## Start MATERIAL PROVIDED

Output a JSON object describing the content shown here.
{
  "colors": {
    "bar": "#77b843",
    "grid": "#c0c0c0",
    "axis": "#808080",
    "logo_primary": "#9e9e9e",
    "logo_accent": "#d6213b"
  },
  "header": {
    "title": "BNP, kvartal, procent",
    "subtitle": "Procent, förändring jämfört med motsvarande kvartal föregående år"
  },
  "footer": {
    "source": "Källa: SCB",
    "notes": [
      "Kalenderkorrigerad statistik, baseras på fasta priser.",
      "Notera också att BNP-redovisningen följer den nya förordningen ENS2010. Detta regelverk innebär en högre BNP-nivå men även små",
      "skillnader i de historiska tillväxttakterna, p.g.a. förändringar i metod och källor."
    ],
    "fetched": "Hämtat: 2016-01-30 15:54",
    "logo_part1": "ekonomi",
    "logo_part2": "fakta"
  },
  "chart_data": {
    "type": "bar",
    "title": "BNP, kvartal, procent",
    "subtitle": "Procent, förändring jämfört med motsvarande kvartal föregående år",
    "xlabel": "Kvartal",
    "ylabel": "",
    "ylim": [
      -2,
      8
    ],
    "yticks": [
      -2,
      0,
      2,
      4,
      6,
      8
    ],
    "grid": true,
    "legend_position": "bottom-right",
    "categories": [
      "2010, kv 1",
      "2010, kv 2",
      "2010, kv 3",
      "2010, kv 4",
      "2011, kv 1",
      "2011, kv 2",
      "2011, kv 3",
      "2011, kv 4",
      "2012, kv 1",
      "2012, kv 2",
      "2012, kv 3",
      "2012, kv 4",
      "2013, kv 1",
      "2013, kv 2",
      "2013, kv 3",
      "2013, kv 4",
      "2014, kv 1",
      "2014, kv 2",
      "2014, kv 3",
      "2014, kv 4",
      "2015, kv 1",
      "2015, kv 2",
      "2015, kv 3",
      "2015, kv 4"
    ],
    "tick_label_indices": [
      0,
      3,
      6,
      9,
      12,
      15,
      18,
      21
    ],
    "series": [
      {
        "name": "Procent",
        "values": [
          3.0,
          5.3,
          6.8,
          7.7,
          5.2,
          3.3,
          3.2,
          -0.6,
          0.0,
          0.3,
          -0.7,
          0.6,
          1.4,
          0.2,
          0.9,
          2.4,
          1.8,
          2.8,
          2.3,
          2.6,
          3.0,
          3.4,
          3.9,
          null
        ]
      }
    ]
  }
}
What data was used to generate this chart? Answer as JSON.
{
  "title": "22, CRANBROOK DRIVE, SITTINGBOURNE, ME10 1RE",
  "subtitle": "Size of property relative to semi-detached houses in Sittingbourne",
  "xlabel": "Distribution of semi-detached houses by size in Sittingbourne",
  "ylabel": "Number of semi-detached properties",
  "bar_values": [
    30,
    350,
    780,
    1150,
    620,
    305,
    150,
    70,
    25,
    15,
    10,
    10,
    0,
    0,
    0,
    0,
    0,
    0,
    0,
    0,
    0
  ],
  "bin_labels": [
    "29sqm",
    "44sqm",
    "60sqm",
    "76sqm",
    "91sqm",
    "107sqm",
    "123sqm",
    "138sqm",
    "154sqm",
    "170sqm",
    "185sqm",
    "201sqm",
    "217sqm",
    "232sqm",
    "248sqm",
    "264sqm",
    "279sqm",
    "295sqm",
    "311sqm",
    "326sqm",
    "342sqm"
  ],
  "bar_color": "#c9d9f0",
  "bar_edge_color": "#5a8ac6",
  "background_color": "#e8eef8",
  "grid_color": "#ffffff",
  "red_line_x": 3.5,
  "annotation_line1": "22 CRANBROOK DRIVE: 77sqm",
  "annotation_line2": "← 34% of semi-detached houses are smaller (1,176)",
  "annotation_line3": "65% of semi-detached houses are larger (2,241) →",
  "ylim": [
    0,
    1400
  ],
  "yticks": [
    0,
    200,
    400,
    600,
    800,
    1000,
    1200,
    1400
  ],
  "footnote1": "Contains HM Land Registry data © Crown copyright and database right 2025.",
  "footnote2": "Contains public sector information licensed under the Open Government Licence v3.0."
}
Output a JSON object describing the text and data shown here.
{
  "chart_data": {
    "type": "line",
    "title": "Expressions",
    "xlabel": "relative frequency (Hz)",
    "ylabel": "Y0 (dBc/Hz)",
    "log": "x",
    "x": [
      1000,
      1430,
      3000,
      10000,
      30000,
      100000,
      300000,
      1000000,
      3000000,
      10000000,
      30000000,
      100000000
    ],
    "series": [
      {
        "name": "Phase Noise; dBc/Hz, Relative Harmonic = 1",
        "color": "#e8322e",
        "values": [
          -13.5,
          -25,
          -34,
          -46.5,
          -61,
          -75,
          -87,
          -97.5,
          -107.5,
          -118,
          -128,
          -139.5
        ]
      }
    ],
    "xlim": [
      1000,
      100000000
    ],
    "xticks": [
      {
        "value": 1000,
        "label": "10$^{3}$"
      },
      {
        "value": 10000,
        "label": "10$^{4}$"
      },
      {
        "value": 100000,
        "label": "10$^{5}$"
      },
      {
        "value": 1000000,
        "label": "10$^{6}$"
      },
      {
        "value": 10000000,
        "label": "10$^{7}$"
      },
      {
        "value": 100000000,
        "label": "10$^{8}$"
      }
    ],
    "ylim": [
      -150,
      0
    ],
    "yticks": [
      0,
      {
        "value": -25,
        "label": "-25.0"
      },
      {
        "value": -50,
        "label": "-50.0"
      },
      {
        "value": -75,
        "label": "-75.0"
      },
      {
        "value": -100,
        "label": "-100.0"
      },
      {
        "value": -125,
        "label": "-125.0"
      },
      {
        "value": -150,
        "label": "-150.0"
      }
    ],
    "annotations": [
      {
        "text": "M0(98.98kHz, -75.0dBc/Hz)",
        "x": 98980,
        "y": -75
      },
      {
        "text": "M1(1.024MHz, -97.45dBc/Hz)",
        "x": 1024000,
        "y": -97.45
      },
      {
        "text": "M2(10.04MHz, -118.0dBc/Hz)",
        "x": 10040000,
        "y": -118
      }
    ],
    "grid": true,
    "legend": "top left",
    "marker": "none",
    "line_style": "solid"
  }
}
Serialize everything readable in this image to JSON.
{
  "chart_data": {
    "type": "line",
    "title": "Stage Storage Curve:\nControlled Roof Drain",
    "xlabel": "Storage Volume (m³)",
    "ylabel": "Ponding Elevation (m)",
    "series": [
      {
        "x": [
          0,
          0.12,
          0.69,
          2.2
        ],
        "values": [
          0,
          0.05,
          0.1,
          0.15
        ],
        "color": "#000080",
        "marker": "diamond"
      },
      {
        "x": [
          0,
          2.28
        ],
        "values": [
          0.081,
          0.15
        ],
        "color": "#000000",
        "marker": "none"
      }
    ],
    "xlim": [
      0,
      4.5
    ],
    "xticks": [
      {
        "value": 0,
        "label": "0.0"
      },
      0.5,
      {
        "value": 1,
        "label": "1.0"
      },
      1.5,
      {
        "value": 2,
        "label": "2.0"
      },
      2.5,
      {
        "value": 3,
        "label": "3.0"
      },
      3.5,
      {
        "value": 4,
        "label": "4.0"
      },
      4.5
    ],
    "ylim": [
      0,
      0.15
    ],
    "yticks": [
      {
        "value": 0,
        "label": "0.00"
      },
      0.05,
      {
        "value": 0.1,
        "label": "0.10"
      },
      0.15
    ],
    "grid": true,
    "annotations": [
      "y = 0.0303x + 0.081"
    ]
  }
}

## End MATERIAL PROVIDED

▸ WHAT TO PRODUCE:
Your task is to output the full set of records exactly as presented.

▸ COMPLETED EXERCISE:
Output a JSON object describing the content shown here.
{
  "colors": {
    "bar": "#77b843",
    "grid": "#c0c0c0",
    "axis": "#808080",
    "logo_primary": "#9e9e9e",
    "logo_accent": "#d6213b"
  },
  "header": {
    "title": "BNP, kvartal, procent",
    "subtitle": "Procent, förändring jämfört med motsvarande kvartal föregående år"
  },
  "footer": {
    "source": "Källa: SCB",
    "notes": [
      "Kalenderkorrigerad statistik, baseras på fasta priser.",
      "Notera också att BNP-redovisningen följer den nya förordningen ENS2010. Detta regelverk innebär en högre BNP-nivå men även små",
      "skillnader i de historiska tillväxttakterna, p.g.a. förändringar i metod och källor."
    ],
    "fetched": "Hämtat: 2016-01-30 15:54",
    "logo_part1": "ekonomi",
    "logo_part2": "fakta"
  },
  "chart_data": {
    "type": "bar",
    "title": "BNP, kvartal, procent",
    "subtitle": "Procent, förändring jämfört med motsvarande kvartal föregående år",
    "xlabel": "Kvartal",
    "ylabel": "",
    "ylim": [
      -2,
      8
    ],
    "yticks": [
      -2,
      0,
      2,
      4,
      6,
      8
    ],
    "grid": true,
    "legend_position": "bottom-right",
    "categories": [
      "2010, kv 1",
      "2010, kv 2",
      "2010, kv 3",
      "2010, kv 4",
      "2011, kv 1",
      "2011, kv 2",
      "2011, kv 3",
      "2011, kv 4",
      "2012, kv 1",
      "2012, kv 2",
      "2012, kv 3",
      "2012, kv 4",
      "2013, kv 1",
      "2013, kv 2",
      "2013, kv 3",
      "2013, kv 4",
      "2014, kv 1",
      "2014, kv 2",
      "2014, kv 3",
      "2014, kv 4",
      "2015, kv 1",
      "2015, kv 2",
      "2015, kv 3",
      "2015, kv 4"
    ],
    "tick_label_indices": [
      0,
      3,
      6,
      9,
      12,
      15,
      18,
      21
    ],
    "series": [
      {
        "name": "Procent",
        "values": [
          3.0,
          5.3,
          6.8,
          7.7,
          5.2,
          3.3,
          3.2,
          -0.6,
          0.0,
          0.3,
          -0.7,
          0.6,
          1.4,
          0.2,
          0.9,
          2.4,
          1.8,
          2.8,
          2.3,
          2.6,
          3.0,
          3.4,
          3.9,
          null
        ]
      }
    ]
  }
}
What data was used to generate this chart? Answer as JSON.
{
  "title": "22, CRANBROOK DRIVE, SITTINGBOURNE, ME10 1RE",
  "subtitle": "Size of property relative to semi-detached houses in Sittingbourne",
  "xlabel": "Distribution of semi-detached houses by size in Sittingbourne",
  "ylabel": "Number of semi-detached properties",
  "bar_values": [
    30,
    350,
    780,
    1150,
    620,
    305,
    150,
    70,
    25,
    15,
    10,
    10,
    0,
    0,
    0,
    0,
    0,
    0,
    0,
    0,
    0
  ],
  "bin_labels": [
    "29sqm",
    "44sqm",
    "60sqm",
    "76sqm",
    "91sqm",
    "107sqm",
    "123sqm",
    "138sqm",
    "154sqm",
    "170sqm",
    "185sqm",
    "201sqm",
    "217sqm",
    "232sqm",
    "248sqm",
    "264sqm",
    "279sqm",
    "295sqm",
    "311sqm",
    "326sqm",
    "342sqm"
  ],
  "bar_color": "#c9d9f0",
  "bar_edge_color": "#5a8ac6",
  "background_color": "#e8eef8",
  "grid_color": "#ffffff",
  "red_line_x": 3.5,
  "annotation_line1": "22 CRANBROOK DRIVE: 77sqm",
  "annotation_line2": "← 34% of semi-detached houses are smaller (1,176)",
  "annotation_line3": "65% of semi-detached houses are larger (2,241) →",
  "ylim": [
    0,
    1400
  ],
  "yticks": [
    0,
    200,
    400,
    600,
    800,
    1000,
    1200,
    1400
  ],
  "footnote1": "Contains HM Land Registry data © Crown copyright and database right 2025.",
  "footnote2": "Contains public sector information licensed under the Open Government Licence v3.0."
}
Output a JSON object describing the text and data shown here.
{
  "chart_data": {
    "type": "line",
    "title": "Expressions",
    "xlabel": "relative frequency (Hz)",
    "ylabel": "Y0 (dBc/Hz)",
    "log": "x",
    "x": [
      1000,
      1430,
      3000,
      10000,
      30000,
      100000,
      300000,
      1000000,
      3000000,
      10000000,
      30000000,
      100000000
    ],
    "series": [
      {
        "name": "Phase Noise; dBc/Hz, Relative Harmonic = 1",
        "color": "#e8322e",
        "values": [
          -13.5,
          -25,
          -34,
          -46.5,
          -61,
          -75,
          -87,
          -97.5,
          -107.5,
          -118,
          -128,
          -139.5
        ]
      }
    ],
    "xlim": [
      1000,
      100000000
    ],
    "xticks": [
      {
        "value": 1000,
        "label": "10$^{3}$"
      },
      {
        "value": 10000,
        "label": "10$^{4}$"
      },
      {
        "value": 100000,
        "label": "10$^{5}$"
      },
      {
        "value": 1000000,
        "label": "10$^{6}$"
      },
      {
        "value": 10000000,
        "label": "10$^{7}$"
      },
      {
        "value": 100000000,
        "label": "10$^{8}$"
      }
    ],
    "ylim": [
      -150,
      0
    ],
    "yticks": [
      0,
      {
        "value": -25,
        "label": "-25.0"
      },
      {
        "value": -50,
        "label": "-50.0"
      },
      {
        "value": -75,
        "label": "-75.0"
      },
      {
        "value": -100,
        "label": "-100.0"
      },
      {
        "value": -125,
        "label": "-125.0"
      },
      {
        "value": -150,
        "label": "-150.0"
      }
    ],
    "annotations": [
      {
        "text": "M0(98.98kHz, -75.0dBc/Hz)",
        "x": 98980,
        "y": -75
      },
      {
        "text": "M1(1.024MHz, -97.45dBc/Hz)",
        "x": 1024000,
        "y": -97.45
      },
      {
        "text": "M2(10.04MHz, -118.0dBc/Hz)",
        "x": 10040000,
        "y": -118
      }
    ],
    "grid": true,
    "legend": "top left",
    "marker": "none",
    "line_style": "solid"
  }
}
Serialize everything readable in this image to JSON.
{
  "chart_data": {
    "type": "line",
    "title": "Stage Storage Curve:\nControlled Roof Drain",
    "xlabel": "Storage Volume (m³)",
    "ylabel": "Ponding Elevation (m)",
    "series": [
      {
        "x": [
          0,
          0.12,
          0.69,
          2.2
        ],
        "values": [
          0,
          0.05,
          0.1,
          0.15
        ],
        "color": "#000080",
        "marker": "diamond"
      },
      {
        "x": [
          0,
          2.28
        ],
        "values": [
          0.081,
          0.15
        ],
        "color": "#000000",
        "marker": "none"
      }
    ],
    "xlim": [
      0,
      4.5
    ],
    "xticks": [
      {
        "value": 0,
        "label": "0.0"
      },
      0.5,
      {
        "value": 1,
        "label": "1.0"
      },
      1.5,
      {
        "value": 2,
        "label": "2.0"
      },
      2.5,
      {
        "value": 3,
        "label": "3.0"
      },
      3.5,
      {
        "value": 4,
        "label": "4.0"
      },
      4.5
    ],
    "ylim": [
      0,
      0.15
    ],
    "yticks": [
      {
        "value": 0,
        "label": "0.00"
      },
      0.05,
      {
        "value": 0.1,
        "label": "0.10"
      },
      0.15
    ],
    "grid": true,
    "annotations": [
      "y = 0.0303x + 0.081"
    ]
  }
}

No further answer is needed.